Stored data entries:
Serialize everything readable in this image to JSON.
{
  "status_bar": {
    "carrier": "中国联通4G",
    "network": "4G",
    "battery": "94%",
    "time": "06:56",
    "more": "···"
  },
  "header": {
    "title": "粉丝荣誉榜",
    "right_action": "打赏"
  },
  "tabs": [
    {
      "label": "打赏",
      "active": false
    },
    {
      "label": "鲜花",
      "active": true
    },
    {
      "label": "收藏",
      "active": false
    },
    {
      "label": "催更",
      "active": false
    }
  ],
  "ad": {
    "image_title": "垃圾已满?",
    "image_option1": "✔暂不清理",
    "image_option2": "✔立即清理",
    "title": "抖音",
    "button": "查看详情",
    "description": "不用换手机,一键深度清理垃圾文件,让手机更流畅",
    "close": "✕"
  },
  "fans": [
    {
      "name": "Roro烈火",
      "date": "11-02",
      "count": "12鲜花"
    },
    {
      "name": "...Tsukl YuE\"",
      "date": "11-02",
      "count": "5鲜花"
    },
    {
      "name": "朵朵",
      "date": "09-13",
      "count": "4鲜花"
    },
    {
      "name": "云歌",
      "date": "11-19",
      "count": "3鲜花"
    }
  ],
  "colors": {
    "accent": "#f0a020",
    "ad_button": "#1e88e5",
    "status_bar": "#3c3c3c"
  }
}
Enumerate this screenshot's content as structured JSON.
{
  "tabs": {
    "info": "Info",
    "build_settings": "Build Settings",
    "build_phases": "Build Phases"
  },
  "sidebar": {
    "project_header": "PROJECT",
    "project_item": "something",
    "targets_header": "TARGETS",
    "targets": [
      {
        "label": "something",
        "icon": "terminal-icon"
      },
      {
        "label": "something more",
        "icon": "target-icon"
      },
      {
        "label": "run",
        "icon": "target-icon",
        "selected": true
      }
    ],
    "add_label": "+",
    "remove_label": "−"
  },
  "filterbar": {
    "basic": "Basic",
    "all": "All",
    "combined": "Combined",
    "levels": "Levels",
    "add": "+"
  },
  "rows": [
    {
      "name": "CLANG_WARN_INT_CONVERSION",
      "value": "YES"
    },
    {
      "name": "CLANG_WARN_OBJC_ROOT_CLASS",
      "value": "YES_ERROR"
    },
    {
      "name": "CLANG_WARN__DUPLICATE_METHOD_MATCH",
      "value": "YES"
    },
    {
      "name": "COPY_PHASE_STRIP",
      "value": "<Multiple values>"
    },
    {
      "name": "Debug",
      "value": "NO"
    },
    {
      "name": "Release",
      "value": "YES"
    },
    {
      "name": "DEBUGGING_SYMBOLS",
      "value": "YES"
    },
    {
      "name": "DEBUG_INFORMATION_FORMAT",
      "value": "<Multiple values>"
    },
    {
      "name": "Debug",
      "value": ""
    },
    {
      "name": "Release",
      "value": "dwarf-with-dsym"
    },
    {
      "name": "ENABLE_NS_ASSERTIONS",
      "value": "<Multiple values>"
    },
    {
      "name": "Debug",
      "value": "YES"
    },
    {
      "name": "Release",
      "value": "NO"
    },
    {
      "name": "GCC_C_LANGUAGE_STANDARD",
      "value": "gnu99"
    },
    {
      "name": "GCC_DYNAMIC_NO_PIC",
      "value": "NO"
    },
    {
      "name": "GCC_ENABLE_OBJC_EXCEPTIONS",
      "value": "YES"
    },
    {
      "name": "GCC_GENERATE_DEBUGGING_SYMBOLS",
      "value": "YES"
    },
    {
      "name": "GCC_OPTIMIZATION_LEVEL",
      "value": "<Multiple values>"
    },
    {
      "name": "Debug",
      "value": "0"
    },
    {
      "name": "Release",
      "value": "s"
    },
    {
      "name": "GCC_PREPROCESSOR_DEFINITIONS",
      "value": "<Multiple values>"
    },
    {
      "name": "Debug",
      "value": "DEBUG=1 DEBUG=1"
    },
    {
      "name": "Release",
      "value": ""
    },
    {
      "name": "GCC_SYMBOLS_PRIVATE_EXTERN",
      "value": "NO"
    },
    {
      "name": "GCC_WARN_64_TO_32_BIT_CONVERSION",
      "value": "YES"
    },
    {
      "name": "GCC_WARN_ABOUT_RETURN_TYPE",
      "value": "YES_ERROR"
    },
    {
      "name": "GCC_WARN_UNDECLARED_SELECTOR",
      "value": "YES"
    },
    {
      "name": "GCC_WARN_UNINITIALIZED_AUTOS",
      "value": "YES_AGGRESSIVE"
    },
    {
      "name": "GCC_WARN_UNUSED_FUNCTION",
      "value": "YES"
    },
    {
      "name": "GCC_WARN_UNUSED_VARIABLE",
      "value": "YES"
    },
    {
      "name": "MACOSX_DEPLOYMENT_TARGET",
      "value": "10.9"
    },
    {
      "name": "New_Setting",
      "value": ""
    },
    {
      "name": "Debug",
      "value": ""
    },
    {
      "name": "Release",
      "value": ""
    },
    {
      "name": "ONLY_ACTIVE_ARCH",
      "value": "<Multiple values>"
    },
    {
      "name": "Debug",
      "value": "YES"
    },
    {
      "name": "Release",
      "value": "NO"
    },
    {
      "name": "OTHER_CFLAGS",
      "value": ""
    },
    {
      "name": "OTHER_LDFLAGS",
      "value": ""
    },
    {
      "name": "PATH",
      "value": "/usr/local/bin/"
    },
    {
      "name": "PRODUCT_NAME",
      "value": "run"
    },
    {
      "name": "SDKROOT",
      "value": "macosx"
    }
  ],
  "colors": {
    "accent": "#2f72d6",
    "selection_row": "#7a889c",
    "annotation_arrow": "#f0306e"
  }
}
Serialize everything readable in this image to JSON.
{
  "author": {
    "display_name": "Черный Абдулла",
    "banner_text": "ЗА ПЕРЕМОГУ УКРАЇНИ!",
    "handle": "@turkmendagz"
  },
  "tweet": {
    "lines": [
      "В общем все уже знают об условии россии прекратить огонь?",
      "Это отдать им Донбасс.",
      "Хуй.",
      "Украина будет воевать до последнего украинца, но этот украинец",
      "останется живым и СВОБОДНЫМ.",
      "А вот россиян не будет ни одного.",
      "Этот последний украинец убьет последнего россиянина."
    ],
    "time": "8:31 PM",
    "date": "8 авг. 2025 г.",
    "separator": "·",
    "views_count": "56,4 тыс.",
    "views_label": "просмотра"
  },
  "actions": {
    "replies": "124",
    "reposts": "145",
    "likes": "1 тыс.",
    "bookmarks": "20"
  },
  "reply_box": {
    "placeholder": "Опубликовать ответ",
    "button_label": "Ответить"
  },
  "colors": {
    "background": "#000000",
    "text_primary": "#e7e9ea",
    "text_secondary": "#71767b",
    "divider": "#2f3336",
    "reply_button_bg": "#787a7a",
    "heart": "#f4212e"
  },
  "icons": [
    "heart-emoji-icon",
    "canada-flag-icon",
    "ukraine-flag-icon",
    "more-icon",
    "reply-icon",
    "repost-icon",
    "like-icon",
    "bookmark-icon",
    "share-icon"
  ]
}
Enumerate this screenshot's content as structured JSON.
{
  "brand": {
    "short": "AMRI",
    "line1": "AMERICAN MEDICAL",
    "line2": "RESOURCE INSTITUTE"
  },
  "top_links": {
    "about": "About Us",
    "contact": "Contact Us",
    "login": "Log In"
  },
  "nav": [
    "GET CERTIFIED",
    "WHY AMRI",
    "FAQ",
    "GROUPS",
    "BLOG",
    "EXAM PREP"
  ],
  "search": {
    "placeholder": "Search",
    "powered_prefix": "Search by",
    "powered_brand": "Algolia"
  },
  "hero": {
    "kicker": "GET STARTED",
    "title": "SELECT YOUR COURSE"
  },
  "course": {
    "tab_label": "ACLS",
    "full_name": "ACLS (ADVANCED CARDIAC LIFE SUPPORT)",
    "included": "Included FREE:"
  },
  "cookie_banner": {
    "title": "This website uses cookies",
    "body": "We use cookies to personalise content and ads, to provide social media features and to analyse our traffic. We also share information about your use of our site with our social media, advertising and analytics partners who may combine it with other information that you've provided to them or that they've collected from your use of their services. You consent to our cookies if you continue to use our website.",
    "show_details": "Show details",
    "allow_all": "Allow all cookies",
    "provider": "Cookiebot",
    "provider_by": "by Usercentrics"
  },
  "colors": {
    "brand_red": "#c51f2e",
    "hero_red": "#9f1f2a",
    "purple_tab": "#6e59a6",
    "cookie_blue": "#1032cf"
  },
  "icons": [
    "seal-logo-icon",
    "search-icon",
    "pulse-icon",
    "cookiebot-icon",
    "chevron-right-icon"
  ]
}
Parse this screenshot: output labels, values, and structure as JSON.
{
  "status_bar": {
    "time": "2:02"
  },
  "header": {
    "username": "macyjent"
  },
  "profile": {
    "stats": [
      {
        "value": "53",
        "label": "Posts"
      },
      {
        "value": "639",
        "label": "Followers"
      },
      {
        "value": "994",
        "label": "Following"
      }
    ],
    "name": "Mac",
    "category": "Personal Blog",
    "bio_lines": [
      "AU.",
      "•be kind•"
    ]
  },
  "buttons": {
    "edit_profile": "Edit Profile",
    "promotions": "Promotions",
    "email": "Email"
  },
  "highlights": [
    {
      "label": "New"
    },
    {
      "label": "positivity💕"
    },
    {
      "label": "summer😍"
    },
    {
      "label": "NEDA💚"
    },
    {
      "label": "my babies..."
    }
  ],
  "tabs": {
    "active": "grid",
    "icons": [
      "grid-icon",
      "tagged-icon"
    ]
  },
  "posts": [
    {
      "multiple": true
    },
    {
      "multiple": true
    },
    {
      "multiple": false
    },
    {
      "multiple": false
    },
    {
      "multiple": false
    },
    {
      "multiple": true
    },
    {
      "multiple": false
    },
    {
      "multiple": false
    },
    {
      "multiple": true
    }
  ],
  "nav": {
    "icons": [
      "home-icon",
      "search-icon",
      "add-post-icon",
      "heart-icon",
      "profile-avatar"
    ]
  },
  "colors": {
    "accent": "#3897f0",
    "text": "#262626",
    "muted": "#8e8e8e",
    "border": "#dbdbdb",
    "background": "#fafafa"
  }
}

▶ _Exercise goal_
Print exactly the lines from the one with "Parse this screenshot: output" through the end of the data, inclusive.

▶ _Correct answer_
Parse this screenshot: output labels, values, and structure as JSON.
{
  "status_bar": {
    "time": "2:02"
  },
  "header": {
    "username": "macyjent"
  },
  "profile": {
    "stats": [
      {
        "value": "53",
        "label": "Posts"
      },
      {
        "value": "639",
        "label": "Followers"
      },
      {
        "value": "994",
        "label": "Following"
      }
    ],
    "name": "Mac",
    "category": "Personal Blog",
    "bio_lines": [
      "AU.",
      "•be kind•"
    ]
  },
  "buttons": {
    "edit_profile": "Edit Profile",
    "promotions": "Promotions",
    "email": "Email"
  },
  "highlights": [
    {
      "label": "New"
    },
    {
      "label": "positivity💕"
    },
    {
      "label": "summer😍"
    },
    {
      "label": "NEDA💚"
    },
    {
      "label": "my babies..."
    }
  ],
  "tabs": {
    "active": "grid",
    "icons": [
      "grid-icon",
      "tagged-icon"
    ]
  },
  "posts": [
    {
      "multiple": true
    },
    {
      "multiple": true
    },
    {
      "multiple": false
    },
    {
      "multiple": false
    },
    {
      "multiple": false
    },
    {
      "multiple": true
    },
    {
      "multiple": false
    },
    {
      "multiple": false
    },
    {
      "multiple": true
    }
  ],
  "nav": {
    "icons": [
      "home-icon",
      "search-icon",
      "add-post-icon",
      "heart-icon",
      "profile-avatar"
    ]
  },
  "colors": {
    "accent": "#3897f0",
    "text": "#262626",
    "muted": "#8e8e8e",
    "border": "#dbdbdb",
    "background": "#fafafa"
  }
}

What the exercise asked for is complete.